_Exercise details_
Can you pull out each line of the data below that includes the word "Ruptures"?

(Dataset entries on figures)

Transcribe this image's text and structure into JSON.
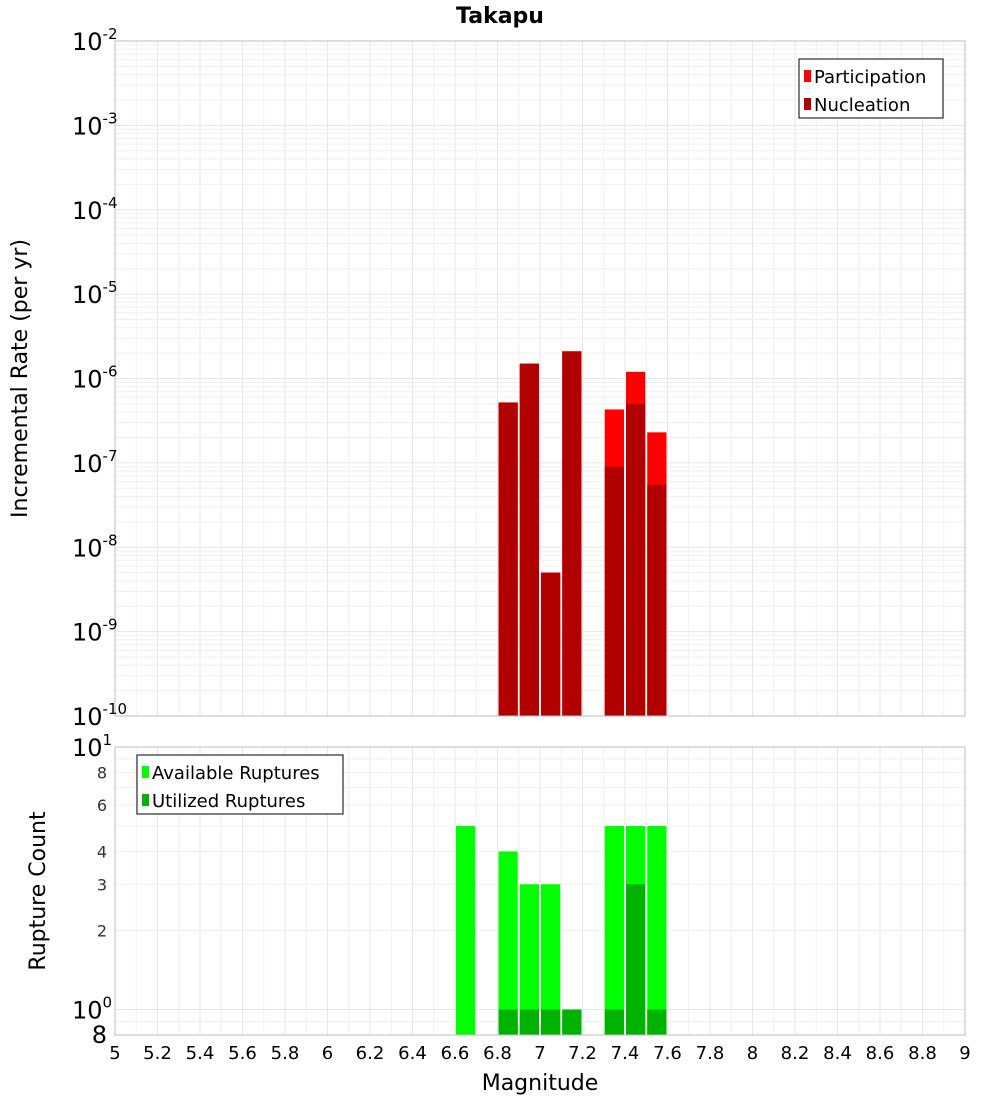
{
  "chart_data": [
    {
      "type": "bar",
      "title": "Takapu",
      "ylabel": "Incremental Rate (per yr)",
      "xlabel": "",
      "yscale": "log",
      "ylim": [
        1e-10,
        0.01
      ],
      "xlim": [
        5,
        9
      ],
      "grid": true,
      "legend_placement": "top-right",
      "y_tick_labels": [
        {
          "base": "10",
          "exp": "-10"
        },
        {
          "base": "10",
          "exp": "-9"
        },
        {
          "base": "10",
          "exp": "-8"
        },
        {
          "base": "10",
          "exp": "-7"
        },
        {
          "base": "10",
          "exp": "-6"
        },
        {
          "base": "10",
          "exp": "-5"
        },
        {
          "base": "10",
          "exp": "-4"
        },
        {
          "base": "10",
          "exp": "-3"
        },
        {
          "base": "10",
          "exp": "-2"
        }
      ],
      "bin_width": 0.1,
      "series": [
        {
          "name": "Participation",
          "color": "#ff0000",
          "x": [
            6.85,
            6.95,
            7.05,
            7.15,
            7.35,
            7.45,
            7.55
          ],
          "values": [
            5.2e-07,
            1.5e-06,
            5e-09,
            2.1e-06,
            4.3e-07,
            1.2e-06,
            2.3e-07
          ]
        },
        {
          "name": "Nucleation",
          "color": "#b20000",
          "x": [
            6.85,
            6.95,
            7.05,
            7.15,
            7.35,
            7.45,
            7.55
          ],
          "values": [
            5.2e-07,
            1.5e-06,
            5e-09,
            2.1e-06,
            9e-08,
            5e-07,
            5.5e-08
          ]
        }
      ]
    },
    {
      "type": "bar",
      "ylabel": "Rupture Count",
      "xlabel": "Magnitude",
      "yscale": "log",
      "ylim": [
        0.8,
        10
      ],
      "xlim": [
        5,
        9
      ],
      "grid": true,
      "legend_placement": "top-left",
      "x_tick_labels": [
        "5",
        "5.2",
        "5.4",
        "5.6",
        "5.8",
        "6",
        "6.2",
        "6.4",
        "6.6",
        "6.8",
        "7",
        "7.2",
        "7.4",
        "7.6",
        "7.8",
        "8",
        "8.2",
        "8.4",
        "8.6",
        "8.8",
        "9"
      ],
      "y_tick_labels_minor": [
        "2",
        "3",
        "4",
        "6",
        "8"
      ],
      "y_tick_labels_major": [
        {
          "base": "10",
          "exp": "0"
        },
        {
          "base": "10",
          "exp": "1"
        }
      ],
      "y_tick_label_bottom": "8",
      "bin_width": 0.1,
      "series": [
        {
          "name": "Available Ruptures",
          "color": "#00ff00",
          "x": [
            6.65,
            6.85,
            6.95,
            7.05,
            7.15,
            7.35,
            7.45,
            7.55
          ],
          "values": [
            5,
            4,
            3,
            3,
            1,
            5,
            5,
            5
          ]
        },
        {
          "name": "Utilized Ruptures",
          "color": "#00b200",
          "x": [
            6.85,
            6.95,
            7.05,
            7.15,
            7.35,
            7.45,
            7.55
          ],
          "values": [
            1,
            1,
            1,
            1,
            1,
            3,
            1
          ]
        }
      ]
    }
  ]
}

...

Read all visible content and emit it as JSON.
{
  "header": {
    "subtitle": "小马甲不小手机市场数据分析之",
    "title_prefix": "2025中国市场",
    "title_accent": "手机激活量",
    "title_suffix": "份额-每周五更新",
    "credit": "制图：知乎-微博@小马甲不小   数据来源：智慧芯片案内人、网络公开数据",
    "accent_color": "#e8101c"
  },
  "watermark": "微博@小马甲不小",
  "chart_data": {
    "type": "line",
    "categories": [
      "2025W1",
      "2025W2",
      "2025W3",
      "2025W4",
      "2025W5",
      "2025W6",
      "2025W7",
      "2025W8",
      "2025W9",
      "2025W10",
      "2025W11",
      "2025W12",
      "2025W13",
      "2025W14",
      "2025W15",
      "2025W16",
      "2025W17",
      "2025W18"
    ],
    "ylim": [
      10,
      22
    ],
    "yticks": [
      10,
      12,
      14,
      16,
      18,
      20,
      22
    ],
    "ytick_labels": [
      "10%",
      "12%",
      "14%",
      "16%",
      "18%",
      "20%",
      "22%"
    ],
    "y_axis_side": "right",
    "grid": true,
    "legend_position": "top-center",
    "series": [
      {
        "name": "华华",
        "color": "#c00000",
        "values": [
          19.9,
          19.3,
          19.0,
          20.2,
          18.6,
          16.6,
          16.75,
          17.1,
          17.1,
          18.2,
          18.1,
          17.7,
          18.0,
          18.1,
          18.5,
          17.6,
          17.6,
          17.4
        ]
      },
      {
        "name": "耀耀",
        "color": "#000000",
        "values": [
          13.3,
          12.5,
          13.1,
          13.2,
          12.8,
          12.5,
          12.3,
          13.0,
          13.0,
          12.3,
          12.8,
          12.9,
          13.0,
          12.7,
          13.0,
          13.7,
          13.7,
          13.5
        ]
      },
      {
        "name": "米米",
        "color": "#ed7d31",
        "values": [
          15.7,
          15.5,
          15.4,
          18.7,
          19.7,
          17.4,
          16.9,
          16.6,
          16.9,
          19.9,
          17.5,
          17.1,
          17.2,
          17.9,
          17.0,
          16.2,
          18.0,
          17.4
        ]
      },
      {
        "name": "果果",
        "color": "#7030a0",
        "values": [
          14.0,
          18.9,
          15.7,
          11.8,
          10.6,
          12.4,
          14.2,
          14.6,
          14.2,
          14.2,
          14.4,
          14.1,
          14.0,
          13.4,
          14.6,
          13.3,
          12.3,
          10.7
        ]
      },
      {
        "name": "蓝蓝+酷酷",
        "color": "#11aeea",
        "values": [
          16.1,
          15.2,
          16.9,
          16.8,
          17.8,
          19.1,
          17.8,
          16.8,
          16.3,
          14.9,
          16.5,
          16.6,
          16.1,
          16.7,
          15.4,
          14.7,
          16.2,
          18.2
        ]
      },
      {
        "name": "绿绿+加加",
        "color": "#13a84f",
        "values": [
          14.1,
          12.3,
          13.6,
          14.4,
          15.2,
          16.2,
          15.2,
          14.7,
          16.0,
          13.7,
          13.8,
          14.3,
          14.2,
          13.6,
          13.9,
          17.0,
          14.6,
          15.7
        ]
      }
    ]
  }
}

_Task output_
          "name": "Available Ruptures",
          "name": "Utilized Ruptures",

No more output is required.